- **Work instructions**
[1] Check each statement below against the Zhao migration decision record and say whether it agrees with the text: (a) The Tribunal refused the visa applications outright. (b) The case was heard in the Migration & Refugee Division. (c) The decision is dated 20 July 2021. For each, answer yes or no and quote the deciding words of the text.
[2] Carry on the Zhao migration decision record from the point where it stops.

- **Selected text**
--- --- ---
Zhao (Migration)

Case

[2021] AATA 3133

20 July 2021


Zhao (Migration) [2021] AATA 3133 (20 July 2021)

DECISION RECORD

DIVISION:Migration & Refugee Division

APPLICANTS:  Ms Jing Zhao

Mr Zekang Wang


Ms Wang Chuchu

CASE NUMBER:  1831152

HOME AFFAIRS REFERENCE(S): BCC2017/1558169 BCC2017/1566926 BCC2017/1566932 BCC2017/1566936

MEMBER:Susan Hoffman

DATE:20 July 2021

PLACE OF DECISION:  Perth

DECISION:The Tribunal remits the applications for Business Skills (Residence) (Class DF) visas for reconsideration, with the direction that the first named applicant meets the following criteria for a Subclass 892 (State/Territory Sponsored Business Owner) visa:

·cl 892.213 of Schedule 2 to the Regulations.
--- --- ---
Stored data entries

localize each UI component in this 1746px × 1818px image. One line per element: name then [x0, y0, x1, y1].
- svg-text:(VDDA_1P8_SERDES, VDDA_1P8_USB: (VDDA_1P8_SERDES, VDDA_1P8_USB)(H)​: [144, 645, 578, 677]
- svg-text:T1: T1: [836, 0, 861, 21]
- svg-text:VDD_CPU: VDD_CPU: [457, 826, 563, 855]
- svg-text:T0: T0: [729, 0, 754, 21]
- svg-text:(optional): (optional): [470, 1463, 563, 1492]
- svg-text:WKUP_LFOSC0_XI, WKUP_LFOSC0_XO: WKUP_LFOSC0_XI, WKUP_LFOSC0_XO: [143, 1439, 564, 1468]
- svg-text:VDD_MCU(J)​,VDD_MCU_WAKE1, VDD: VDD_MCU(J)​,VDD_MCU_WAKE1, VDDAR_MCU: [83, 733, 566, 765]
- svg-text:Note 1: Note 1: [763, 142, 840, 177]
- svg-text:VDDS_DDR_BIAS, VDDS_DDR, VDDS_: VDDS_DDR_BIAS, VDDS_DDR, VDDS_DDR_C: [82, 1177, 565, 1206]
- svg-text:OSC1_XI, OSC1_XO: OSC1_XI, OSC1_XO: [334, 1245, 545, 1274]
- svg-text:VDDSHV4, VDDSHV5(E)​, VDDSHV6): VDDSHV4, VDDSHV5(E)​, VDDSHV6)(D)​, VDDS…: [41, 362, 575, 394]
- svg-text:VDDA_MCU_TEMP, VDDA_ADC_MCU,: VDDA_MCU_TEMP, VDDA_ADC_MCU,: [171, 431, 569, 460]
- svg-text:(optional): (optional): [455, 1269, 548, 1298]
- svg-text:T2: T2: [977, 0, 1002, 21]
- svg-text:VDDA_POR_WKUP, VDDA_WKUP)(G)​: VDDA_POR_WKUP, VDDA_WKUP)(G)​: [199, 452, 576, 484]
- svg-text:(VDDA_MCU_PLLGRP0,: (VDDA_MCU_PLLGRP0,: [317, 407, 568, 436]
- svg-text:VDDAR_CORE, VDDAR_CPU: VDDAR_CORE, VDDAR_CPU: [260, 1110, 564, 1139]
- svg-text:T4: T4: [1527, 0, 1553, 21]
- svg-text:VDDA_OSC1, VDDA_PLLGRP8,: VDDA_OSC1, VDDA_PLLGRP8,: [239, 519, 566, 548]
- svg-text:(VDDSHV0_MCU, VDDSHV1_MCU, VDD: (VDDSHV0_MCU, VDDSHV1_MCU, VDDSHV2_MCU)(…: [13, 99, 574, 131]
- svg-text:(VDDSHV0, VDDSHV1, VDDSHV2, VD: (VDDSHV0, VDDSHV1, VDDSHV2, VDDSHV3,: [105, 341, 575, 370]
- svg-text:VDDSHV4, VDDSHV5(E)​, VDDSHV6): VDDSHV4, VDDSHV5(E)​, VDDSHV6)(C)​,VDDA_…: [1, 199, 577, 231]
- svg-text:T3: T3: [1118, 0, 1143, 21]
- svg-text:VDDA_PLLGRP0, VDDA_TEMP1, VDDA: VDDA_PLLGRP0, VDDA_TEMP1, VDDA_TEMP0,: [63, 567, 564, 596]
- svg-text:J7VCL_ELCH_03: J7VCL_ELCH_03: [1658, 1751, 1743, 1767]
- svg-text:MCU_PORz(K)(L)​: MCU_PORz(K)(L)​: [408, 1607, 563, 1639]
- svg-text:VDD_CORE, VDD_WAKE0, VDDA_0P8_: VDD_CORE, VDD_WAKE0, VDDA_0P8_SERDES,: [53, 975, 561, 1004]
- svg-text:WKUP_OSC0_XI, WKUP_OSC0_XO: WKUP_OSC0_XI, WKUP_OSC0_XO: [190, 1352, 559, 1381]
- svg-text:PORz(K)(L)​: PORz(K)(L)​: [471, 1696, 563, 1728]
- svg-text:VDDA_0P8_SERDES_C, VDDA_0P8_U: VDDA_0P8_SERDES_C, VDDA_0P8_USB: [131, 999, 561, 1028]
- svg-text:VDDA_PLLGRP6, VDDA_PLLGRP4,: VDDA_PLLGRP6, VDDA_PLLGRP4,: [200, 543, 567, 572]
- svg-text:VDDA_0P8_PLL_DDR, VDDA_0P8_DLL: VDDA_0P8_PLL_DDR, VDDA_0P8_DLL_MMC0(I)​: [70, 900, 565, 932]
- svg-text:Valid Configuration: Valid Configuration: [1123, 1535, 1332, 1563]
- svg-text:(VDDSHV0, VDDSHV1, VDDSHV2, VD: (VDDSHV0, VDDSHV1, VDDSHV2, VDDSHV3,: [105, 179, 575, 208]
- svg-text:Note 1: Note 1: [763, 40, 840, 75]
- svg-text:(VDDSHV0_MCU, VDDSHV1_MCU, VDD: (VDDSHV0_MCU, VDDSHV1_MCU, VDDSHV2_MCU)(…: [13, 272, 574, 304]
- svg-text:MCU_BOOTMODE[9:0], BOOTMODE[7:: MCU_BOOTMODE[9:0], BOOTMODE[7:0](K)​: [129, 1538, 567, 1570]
--- --- ---
- **Expected answers**
[1]
(a) No: "The Tribunal remits the applications for Business Skills (Residence) (Class DF) visas for reconsideration"
(b) Yes: "Migration & Refugee Division"
(c) Yes: "20 July 2021"

[2]
Statement made on 20 July 2021 at 8:08am

CATCHWORDS
MIGRATION – Migration – Business Skills (Residence) (Class DF) visa – Subclass 892 – net assets requirement met – threshold amount AUD200,000 has been exceeded – decision under review remitted

LEGISLATION
Migration Act 1958, s 65, 134, 338, 347
Migration Regulations 1994, r 1.11, Schedule 2, cls 892.213, 892.411

STATEMENT OF DECISION AND REASONS

APPLICATION FOR REVIEW

  1. This is an application for review of a decision made by a delegate of the Minister for Home Affairs on 23 October 2018 to refuse to grant the visa applicants Business Skills (Residence) (Class DF) visas under s 65 of the Migration Act 1958 (Cth) (the Act).

  2. Ms Jing Zhao, Mr Hengbin Wang, Mr Zekang Wang and Ms Wang Chuchu applied for the visas on 28 April 2017. At the time of application, Class DF contained four subclasses: Subclass 890 (Business Owner), Subclass 891 (Investor), Subclass 892 (State/Territory Business Owner) and Subclass 893 (State/Territory Sponsored Investor). The applicants in this case are seeking to satisfy the criteria for the grant of Subclass 892 (State/Territory Business Owner) visas, as set out in Part 892 of Schedule 2 to the Migration Regulations 1994 (Cth) (the Regulations). At least one member of the family unit must satisfy the primary criteria set out in Subdivision 892.2. The others need only to satisfy the secondary criteria set out in Subdivision 892.3.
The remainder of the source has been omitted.